## start Material supplied

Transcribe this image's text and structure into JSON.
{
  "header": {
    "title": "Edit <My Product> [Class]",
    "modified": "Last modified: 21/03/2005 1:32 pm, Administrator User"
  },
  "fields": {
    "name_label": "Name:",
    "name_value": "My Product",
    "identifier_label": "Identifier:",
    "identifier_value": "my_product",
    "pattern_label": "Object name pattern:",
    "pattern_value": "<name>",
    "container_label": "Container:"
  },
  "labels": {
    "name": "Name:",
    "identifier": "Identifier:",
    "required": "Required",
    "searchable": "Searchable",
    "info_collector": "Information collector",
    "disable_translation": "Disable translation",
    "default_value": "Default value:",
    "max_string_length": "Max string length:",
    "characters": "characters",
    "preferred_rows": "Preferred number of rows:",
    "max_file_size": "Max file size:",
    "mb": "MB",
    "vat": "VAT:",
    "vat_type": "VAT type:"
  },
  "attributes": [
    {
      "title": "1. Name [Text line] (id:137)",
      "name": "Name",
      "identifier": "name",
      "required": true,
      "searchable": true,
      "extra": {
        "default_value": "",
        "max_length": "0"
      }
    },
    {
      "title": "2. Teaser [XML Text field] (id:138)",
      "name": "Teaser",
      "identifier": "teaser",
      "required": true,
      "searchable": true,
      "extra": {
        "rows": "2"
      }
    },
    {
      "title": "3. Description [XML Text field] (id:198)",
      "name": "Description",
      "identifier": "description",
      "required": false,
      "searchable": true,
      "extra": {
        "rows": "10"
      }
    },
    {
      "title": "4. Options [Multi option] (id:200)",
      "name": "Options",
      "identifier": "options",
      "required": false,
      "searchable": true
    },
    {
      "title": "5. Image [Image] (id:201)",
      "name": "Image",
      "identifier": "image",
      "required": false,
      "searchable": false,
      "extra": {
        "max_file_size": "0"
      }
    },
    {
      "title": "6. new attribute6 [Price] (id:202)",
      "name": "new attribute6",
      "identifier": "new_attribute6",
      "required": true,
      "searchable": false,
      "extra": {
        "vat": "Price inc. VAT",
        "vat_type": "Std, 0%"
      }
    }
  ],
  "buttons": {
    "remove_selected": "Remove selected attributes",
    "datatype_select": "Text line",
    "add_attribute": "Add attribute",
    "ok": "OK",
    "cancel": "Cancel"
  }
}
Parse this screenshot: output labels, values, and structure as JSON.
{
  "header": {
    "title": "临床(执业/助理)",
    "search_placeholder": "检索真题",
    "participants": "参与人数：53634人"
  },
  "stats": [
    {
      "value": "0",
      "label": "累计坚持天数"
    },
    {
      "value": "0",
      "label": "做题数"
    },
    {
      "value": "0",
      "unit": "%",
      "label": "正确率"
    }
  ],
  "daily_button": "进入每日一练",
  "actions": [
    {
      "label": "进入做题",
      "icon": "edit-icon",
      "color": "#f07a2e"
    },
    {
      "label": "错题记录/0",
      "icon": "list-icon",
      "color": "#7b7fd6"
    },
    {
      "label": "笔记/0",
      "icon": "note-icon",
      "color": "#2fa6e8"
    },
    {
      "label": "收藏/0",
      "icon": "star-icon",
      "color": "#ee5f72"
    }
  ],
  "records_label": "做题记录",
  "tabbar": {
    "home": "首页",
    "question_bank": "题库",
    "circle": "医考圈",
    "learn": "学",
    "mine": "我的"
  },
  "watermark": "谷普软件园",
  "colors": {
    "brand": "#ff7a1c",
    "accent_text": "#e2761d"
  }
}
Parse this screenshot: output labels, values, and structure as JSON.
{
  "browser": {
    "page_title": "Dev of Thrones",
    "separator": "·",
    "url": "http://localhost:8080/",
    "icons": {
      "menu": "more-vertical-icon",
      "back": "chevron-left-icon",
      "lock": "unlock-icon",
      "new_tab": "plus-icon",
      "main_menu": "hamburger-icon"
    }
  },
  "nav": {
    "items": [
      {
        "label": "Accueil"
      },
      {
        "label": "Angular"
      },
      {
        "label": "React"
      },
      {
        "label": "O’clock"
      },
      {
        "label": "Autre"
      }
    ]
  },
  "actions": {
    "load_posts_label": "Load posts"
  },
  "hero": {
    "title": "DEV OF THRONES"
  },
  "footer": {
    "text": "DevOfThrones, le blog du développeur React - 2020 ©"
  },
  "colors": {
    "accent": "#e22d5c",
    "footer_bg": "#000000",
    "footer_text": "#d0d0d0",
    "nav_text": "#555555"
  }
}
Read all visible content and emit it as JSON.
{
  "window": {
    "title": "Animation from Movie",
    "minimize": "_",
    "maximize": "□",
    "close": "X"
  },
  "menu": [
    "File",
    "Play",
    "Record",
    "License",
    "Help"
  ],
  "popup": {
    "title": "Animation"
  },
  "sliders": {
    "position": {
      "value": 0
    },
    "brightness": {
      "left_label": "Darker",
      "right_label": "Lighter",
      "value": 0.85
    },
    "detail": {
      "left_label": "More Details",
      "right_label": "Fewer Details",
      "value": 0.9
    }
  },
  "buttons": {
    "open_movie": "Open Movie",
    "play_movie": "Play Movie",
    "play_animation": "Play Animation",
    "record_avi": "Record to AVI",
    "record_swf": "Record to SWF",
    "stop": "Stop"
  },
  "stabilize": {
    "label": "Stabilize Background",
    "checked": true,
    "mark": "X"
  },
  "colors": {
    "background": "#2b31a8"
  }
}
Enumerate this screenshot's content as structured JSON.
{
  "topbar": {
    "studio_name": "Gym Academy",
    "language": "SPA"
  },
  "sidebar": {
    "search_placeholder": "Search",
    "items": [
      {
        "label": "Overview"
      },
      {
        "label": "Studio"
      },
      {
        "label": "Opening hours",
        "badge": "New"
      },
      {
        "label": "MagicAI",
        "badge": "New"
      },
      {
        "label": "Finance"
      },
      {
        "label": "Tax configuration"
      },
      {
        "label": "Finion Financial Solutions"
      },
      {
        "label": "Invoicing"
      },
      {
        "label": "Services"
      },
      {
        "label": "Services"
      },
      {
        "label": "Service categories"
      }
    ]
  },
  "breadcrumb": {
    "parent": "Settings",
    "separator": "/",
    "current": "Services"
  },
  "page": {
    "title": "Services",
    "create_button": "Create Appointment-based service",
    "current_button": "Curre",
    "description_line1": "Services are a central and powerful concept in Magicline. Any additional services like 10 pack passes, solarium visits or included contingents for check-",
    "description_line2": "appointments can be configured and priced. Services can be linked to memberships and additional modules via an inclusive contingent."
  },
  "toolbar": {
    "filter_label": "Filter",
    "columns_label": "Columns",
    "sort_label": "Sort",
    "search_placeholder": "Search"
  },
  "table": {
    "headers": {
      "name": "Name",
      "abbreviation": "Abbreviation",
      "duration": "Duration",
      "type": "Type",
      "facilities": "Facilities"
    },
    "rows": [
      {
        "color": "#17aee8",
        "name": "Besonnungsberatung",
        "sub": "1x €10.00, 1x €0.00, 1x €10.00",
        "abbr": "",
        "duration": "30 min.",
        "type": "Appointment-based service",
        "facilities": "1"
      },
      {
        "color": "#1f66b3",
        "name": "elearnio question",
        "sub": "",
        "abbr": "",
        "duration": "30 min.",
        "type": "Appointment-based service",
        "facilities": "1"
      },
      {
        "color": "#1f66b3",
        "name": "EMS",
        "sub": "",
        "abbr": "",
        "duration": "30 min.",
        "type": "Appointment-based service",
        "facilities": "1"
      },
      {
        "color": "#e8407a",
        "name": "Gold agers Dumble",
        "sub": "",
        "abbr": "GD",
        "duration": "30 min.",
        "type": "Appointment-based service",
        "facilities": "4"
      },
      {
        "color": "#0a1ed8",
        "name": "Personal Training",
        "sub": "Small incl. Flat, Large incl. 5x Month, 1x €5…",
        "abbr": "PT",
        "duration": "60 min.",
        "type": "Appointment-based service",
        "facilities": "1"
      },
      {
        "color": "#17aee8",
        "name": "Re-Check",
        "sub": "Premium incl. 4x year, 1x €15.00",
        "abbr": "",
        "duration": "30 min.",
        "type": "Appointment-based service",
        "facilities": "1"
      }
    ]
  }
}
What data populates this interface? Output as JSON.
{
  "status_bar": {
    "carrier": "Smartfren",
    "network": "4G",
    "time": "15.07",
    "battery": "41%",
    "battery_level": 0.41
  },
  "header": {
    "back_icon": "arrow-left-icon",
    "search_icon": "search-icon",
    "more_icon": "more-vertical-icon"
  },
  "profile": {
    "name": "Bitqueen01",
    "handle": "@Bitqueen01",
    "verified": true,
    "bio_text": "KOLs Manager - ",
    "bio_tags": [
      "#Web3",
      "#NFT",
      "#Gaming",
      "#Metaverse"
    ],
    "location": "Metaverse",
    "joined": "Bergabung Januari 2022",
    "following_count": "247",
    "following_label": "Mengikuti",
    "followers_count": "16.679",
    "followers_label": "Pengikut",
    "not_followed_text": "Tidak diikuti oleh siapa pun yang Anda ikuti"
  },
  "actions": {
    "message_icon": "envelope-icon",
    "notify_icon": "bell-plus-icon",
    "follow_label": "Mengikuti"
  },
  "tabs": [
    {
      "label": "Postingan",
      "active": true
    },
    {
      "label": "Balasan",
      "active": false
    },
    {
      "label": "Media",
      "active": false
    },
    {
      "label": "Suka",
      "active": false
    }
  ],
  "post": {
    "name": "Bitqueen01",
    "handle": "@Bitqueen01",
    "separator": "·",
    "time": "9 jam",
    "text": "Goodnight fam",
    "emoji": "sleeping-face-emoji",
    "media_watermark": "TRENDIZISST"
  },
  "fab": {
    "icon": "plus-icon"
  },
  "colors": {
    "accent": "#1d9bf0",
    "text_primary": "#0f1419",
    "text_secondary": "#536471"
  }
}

## end Material supplied

* **Challenge**: Pull out all lines of the data with the string "JSON".

* **Answer to this problem**:
Transcribe this image's text and structure into JSON.
Parse this screenshot: output labels, values, and structure as JSON.
Parse this screenshot: output labels, values, and structure as JSON.
Read all visible content and emit it as JSON.
Enumerate this screenshot's content as structured JSON.
What data populates this interface? Output as JSON.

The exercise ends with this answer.